### Abgedruckter Text
Der größte Vorteil ist m.E., daß man mit Java auf einem PC die Software entwickeln kann, welche später auf Serverhardware läuft. Mit CPP ist das nicht so einfach und günstig möglich.


----------



## Bit2_Gosu (18. Nov 2007)

ok danke für eure infos !!


----------



## Wildcard (19. Nov 2007)

Marco13 hat gesagt.:
			
		

> Soweit ich weiß ist der Haupt-Unterschied zwischen der Client- und der Server-JVM das Speichermanagement. Plakativ-vereinfacht: Bei der Server-JVM kann man etwas großzügiger und "fauler" mit dem Speicher umgehen, und das brachte früher einen kleinen Geschwindigkeitsvorteil. Bei Java 1.5 mag dieser Vorteil noch in einem nachweisbaren Rahmen liegen (je nach Anwendung vielleicht in der Größenordnung von 15%) aber bei Java 1.6 konnte ich da bisher keinen messbaren Unterschied mehr feststellen.


Der Hauptunterschied liegt im Verhalten von JIT und Hotspot Compiler. Die Server VM rechnet mit lang laufenden Programmen bei denen die Startup Zeit gegen die Laufzeit zur Nebensache wird. Der JIT optimiert daher viel früher und aggressiver.
Der Unterschied ist durchaus noch vorhanden (und zT auch sehr deutlich), aber in zukünftigen Java Versionen sollen die Unterschiede zwischen Server und Client VM abgeschafft werden.


----------



## thomator (20. Nov 2007)

Bit2_Gosu hat gesagt.:
			
		

> Ich kenne viele Leute, die nur in C++ programmieren, die meinen, das Java viel langsamer ist, viel unsauber und dass Java viel öfter abstürzt als C++.
> Die C++ Community wörtlich: "Leute, die heutzutage noch in Java programmieren, sind die größten trottel, die es geben kann".
> Was sagt ihr als Java community dazu? Haben die C++ler recht? Oder ist es in echt vielleicht umgekehrt?
> Ist C++ vielleicht der größte Müll, den ihr je gesehen habt? haben die C++ler nur gelogen?
> ...


Und dazu nur eines: Wer es nötig hat, sich auf dieses Niveau zu begeben, der hat wahrscheinlich nur die Baumschule besucht und kann sowieso nicht proggen, weder in C noch in anderen Sprachen. Von daher fühlt sich hier wahrscheinlich auch keiner so richtig angegriffen...


----------

### Datensatz
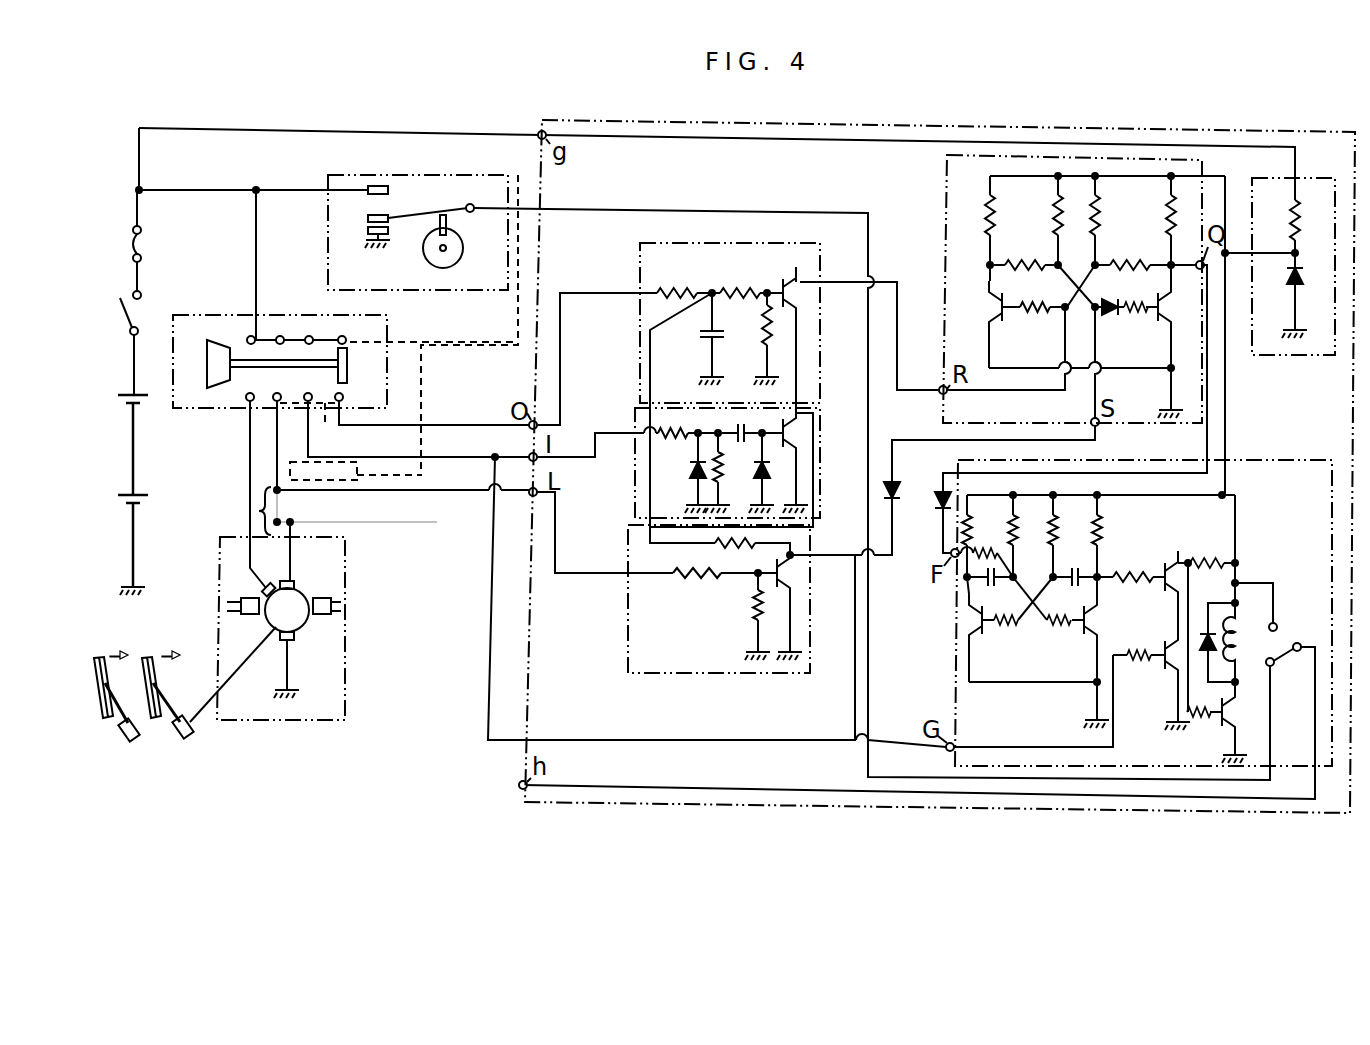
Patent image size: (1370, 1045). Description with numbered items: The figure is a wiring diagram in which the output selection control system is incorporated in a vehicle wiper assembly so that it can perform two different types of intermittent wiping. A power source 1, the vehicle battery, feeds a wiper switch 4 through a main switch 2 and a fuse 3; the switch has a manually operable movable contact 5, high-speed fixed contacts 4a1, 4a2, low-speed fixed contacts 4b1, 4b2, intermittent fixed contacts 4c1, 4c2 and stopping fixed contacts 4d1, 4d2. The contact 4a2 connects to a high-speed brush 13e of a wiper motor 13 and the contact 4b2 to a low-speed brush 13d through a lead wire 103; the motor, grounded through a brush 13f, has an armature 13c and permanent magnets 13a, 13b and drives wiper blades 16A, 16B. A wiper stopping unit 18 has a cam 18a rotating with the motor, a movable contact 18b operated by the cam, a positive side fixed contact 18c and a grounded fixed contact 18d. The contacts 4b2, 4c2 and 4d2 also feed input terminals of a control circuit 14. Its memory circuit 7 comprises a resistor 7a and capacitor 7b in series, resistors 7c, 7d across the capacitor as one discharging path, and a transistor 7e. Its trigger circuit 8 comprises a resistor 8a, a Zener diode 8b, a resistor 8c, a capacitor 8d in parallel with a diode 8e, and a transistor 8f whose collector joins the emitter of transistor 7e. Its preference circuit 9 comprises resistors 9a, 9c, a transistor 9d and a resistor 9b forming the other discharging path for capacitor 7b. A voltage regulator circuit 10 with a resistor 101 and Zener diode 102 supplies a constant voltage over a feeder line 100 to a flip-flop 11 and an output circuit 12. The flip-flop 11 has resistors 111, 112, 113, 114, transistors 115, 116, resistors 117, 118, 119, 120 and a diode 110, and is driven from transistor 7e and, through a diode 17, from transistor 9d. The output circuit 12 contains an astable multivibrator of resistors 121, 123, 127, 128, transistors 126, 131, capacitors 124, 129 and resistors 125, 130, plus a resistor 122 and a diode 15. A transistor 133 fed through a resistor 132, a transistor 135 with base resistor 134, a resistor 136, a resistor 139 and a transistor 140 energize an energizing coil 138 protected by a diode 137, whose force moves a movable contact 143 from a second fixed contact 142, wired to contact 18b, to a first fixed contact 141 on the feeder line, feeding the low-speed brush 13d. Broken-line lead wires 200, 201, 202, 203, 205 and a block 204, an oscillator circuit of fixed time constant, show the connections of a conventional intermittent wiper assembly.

The power source 1 is at (131, 447).
The main switch 2 is at (125, 316).
The fuse 3 is at (131, 242).
The wiper switch 4 is at (228, 410).
The movable contact 5 is at (214, 358).
The high-speed fixed contact 4a1 is at (265, 331).
The low-speed fixed contact 4b1 is at (295, 331).
The intermittent fixed contact 4c1 is at (325, 331).
The stopping fixed contact 4d1 is at (358, 331).
The high-speed fixed contact 4a2 is at (261, 386).
The low-speed fixed contact 4b2 is at (290, 386).
The intermittent fixed contact 4c2 is at (320, 386).
The stopping fixed contact 4d2 is at (345, 392).
The memory circuit 7 is at (638, 385).
The resistor 7a is at (673, 283).
The capacitor 7b is at (703, 331).
The resistor 7c is at (742, 283).
The resistor 7d is at (762, 340).
The transistor 7e is at (805, 300).
The trigger circuit 8 is at (632, 505).
The resistor 8a is at (668, 428).
The Zener diode 8b is at (690, 477).
The resistor 8c is at (745, 440).
The capacitor 8d is at (757, 412).
The diode 8e is at (756, 478).
The transistor 8f is at (800, 433).
The preference circuit 9 is at (628, 580).
The resistor 9a is at (692, 578).
The resistor 9b is at (715, 548).
The resistor 9c is at (754, 607).
The transistor 9d is at (795, 578).
The voltage regulator circuit 10 is at (1310, 358).
The flip-flop 11 is at (945, 230).
The output circuit 12 is at (958, 655).
The wiper motor 13 is at (345, 670).
The permanent magnet 13a is at (252, 616).
The permanent magnet 13b is at (322, 616).
The armature 13c is at (308, 598).
The low-speed brush 13d is at (295, 583).
The high-speed brush 13e is at (268, 587).
The brush 13f is at (296, 645).
The control circuit 14 is at (720, 803).
The diode 15 is at (937, 510).
The wiper blade 16A is at (97, 707).
The wiper blade 16B is at (146, 707).
The diode 17 is at (897, 490).
The wiper stopping unit 18 is at (482, 175).
The cam 18a is at (463, 255).
The movable contact 18b is at (389, 222).
The positive side fixed contact 18c is at (390, 190).
The fixed contact 18d is at (366, 231).
The feeder line 100 is at (1238, 173).
The resistor 101 is at (1300, 230).
The Zener diode 102 is at (1303, 280).
The lead wire 103 is at (262, 511).
The diode 110 is at (1113, 315).
The resistor 111 is at (993, 218).
The resistor 112 is at (1055, 225).
The resistor 113 is at (1098, 220).
The resistor 114 is at (1168, 227).
The transistor 115 is at (995, 310).
The transistor 116 is at (1174, 349).
The resistor 117 is at (1030, 312).
The resistor 118 is at (1125, 268).
The resistor 119 is at (1025, 268).
The resistor 120 is at (1138, 315).
The resistor 121 is at (988, 519).
The resistor 122 is at (993, 550).
The resistor 123 is at (1018, 533).
The capacitor 124 is at (1000, 583).
The resistor 125 is at (1010, 622).
The transistor 126 is at (975, 634).
The resistor 127 is at (1060, 533).
The resistor 128 is at (1103, 535).
The capacitor 129 is at (1078, 568).
The resistor 130 is at (1072, 625).
The transistor 131 is at (1092, 644).
The resistor 132 is at (1125, 563).
The transistor 133 is at (1172, 566).
The resistor 134 is at (1135, 650).
The transistor 135 is at (1170, 668).
The resistor 136 is at (1205, 562).
The diode 137 is at (1202, 628).
The energizing coil 138 is at (1245, 635).
The resistor 139 is at (1198, 718).
The transistor 140 is at (1237, 712).
The first fixed contact 141 is at (1287, 617).
The second fixed contact 142 is at (1272, 668).
The movable contact 143 is at (1297, 652).
The lead wire 200 is at (436, 346).
The lead wire 201 is at (275, 468).
The lead wire 202 is at (330, 429).
The lead wire 203 is at (302, 508).
The block 204 is at (377, 476).
The lead wire 205 is at (422, 425).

### Arbeitsauftrag
Gib aus dem Text über Java und C++ die Passage von „Der Hauptunterschied liegt“ bis „früher und aggressiver.“ wortgetreu wieder. Stütze dich allein auf den Text.

### Vollständige Lösung
Der Hauptunterschied liegt im Verhalten von JIT und Hotspot Compiler. Die Server VM rechnet mit lang laufenden Programmen bei denen die Startup Zeit gegen die Laufzeit zur Nebensache wird. Der JIT optimiert daher viel früher und aggressiver.